◆ STATED GOAL:
Find and copy each line of the records where the string "Individual" shows up.

....................

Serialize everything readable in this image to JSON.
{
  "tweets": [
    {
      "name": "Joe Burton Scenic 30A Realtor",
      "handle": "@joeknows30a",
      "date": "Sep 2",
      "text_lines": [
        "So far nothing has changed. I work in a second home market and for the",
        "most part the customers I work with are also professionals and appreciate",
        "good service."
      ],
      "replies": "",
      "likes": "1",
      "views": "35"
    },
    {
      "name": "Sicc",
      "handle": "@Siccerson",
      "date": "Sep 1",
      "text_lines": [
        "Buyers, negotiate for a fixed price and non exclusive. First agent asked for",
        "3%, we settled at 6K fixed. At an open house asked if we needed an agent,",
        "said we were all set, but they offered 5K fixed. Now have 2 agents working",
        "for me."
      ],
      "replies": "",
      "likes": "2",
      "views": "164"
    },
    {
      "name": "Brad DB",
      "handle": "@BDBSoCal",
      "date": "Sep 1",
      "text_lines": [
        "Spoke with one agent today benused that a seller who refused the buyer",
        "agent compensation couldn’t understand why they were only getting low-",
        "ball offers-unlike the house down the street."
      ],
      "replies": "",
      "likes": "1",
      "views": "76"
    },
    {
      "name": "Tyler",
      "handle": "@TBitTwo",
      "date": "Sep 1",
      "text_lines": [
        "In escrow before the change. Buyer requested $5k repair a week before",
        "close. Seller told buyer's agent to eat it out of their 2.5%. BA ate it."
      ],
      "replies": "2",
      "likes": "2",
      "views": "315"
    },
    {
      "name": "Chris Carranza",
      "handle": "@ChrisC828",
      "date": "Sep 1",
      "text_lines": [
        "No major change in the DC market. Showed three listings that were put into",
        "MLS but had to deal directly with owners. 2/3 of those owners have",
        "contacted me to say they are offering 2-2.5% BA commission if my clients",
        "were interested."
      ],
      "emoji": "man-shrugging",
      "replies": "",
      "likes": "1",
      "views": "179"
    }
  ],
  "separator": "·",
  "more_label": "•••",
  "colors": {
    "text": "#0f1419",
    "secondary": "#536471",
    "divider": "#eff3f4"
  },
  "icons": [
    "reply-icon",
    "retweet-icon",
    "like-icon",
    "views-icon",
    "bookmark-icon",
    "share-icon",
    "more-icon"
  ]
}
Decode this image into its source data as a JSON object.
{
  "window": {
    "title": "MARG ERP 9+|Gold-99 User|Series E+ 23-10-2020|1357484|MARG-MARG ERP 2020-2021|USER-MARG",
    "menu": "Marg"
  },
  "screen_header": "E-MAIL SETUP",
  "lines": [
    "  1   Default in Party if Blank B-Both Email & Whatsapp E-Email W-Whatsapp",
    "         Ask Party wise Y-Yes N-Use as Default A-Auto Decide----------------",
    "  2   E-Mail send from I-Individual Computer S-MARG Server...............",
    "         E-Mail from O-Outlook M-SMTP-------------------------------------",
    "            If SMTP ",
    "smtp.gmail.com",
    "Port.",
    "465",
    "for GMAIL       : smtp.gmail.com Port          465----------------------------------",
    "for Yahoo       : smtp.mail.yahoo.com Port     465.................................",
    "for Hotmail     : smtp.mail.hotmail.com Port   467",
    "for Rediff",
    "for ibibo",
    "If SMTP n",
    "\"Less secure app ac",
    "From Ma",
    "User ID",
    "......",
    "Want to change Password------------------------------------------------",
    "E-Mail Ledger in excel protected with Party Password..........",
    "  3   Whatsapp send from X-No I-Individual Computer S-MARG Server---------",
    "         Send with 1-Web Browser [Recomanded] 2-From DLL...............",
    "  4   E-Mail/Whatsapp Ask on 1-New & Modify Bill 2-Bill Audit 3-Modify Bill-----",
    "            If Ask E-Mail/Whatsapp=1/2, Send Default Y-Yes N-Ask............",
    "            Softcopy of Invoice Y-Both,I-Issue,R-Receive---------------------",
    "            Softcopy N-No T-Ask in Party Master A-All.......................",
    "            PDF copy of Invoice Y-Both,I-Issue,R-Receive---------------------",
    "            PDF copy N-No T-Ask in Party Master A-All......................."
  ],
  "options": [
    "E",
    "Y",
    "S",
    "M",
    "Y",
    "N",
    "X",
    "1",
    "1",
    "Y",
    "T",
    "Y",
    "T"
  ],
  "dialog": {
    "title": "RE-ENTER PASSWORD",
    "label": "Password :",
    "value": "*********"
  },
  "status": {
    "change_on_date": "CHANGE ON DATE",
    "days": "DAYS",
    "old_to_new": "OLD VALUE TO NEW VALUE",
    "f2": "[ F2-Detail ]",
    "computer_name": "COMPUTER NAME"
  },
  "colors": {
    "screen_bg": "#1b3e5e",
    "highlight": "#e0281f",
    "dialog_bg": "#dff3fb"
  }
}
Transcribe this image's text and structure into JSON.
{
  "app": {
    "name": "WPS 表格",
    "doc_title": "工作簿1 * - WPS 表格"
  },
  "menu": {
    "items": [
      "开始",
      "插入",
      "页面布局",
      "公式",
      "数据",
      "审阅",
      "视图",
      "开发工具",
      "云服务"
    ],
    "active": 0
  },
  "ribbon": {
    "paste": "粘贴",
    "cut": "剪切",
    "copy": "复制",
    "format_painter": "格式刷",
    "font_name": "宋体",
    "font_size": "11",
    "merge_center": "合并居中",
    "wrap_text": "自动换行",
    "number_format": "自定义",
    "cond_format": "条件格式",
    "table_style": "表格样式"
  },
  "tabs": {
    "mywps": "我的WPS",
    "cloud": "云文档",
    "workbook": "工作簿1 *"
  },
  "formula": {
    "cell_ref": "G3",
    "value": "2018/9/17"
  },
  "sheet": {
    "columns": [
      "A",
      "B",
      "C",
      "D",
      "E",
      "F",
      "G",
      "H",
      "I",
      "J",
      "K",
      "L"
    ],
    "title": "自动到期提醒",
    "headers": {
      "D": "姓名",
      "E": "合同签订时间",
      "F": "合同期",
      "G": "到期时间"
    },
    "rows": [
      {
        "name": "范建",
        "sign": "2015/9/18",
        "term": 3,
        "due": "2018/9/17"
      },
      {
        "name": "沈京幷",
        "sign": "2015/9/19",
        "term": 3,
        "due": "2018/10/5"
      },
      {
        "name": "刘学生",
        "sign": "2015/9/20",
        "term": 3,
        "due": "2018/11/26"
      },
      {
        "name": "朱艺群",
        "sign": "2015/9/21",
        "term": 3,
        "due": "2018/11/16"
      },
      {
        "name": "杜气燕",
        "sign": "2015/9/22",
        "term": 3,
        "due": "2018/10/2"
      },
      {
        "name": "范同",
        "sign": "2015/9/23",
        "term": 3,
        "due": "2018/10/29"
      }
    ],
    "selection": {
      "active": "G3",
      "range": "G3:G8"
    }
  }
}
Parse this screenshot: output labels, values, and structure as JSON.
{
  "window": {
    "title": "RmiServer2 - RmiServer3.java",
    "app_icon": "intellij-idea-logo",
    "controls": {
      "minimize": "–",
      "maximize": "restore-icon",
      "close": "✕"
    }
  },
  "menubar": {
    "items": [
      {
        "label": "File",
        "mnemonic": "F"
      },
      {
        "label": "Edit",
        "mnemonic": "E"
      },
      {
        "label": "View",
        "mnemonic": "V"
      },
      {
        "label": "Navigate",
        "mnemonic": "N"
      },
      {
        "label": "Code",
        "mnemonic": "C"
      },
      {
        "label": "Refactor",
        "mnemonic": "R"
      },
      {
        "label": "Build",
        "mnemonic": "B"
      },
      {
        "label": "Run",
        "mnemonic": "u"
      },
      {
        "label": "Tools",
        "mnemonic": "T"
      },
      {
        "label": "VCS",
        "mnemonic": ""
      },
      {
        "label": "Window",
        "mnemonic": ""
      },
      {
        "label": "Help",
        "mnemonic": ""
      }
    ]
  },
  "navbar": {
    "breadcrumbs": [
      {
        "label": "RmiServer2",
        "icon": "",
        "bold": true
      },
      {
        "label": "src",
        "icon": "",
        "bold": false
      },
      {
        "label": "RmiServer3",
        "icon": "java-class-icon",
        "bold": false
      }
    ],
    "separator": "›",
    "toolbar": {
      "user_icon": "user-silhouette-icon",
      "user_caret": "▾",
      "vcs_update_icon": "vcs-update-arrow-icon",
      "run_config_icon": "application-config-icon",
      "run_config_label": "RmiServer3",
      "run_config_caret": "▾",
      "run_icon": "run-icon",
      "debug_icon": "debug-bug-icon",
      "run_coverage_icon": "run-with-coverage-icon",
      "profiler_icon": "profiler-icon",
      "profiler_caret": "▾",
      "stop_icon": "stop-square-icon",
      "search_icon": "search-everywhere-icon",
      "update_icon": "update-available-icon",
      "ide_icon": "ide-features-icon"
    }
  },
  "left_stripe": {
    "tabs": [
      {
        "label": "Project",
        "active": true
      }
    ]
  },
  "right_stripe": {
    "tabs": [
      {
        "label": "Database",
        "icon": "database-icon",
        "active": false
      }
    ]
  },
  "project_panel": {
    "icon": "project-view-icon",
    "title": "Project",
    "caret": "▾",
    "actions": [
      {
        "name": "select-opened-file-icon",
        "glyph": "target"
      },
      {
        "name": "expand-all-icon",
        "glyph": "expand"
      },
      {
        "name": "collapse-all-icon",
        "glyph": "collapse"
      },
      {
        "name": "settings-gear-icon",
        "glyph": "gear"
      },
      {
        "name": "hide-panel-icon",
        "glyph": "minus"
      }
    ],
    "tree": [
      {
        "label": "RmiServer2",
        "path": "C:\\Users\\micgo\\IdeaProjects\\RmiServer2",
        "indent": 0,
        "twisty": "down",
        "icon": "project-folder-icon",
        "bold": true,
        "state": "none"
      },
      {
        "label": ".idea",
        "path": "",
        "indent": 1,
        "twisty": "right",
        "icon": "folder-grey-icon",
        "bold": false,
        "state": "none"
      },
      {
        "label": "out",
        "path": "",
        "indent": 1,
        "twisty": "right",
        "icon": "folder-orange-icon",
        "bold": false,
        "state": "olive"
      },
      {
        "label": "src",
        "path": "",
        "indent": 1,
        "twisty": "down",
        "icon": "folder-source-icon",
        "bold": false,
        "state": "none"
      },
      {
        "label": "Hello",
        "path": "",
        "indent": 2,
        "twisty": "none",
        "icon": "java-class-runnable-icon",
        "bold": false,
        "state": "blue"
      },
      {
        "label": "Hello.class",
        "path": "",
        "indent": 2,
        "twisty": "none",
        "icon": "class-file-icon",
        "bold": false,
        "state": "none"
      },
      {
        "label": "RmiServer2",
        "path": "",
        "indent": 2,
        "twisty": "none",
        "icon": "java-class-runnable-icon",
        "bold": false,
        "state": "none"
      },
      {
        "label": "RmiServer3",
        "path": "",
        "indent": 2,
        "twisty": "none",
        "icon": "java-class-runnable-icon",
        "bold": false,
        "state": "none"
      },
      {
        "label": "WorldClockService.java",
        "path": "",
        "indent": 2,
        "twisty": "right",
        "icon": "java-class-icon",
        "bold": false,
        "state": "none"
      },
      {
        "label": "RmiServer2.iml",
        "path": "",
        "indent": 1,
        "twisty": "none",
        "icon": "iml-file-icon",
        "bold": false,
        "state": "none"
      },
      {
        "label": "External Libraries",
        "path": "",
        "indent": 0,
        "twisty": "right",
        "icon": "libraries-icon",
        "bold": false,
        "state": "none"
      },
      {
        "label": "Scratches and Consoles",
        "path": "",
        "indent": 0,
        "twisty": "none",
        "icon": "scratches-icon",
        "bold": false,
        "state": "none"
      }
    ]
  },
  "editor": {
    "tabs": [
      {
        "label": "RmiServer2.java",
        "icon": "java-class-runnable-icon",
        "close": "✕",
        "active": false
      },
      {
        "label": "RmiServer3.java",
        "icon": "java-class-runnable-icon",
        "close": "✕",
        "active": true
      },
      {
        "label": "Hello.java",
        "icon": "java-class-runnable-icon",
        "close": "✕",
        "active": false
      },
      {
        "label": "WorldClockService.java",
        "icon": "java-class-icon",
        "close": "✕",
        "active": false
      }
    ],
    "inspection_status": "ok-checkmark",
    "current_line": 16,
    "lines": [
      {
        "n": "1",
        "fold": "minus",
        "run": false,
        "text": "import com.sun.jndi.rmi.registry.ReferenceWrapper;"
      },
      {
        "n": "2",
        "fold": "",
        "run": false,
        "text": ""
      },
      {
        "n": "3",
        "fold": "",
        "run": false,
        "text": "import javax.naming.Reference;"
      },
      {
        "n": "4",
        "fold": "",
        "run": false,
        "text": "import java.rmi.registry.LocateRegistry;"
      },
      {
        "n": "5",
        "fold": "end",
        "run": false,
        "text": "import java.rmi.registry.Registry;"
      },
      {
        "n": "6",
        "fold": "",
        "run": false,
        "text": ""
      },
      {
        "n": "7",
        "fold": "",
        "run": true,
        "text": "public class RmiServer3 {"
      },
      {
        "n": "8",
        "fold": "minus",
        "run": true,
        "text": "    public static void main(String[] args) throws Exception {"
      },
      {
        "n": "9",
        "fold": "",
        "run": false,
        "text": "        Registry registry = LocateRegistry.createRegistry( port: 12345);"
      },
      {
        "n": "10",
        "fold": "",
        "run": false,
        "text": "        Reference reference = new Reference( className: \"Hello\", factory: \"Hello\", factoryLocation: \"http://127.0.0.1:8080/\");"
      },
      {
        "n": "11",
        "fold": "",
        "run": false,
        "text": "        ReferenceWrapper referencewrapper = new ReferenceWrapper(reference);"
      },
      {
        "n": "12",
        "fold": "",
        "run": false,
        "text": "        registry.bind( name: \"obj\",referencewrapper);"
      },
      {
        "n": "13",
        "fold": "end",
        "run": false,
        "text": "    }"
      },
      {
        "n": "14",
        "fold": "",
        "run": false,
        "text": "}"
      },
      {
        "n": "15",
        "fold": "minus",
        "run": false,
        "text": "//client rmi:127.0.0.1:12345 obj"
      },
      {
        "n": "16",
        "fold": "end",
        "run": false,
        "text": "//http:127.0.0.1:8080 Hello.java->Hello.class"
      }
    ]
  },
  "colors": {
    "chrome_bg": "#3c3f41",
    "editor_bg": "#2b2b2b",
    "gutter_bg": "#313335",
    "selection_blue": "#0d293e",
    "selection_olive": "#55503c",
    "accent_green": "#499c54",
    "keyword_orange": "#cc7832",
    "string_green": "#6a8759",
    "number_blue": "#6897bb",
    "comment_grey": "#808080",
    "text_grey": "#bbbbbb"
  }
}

....................

◆ EXERCISE RESULT:
    "  2   E-Mail send from I-Individual Computer S-MARG Server...............",
    "  3   Whatsapp send from X-No I-Individual Computer S-MARG Server---------",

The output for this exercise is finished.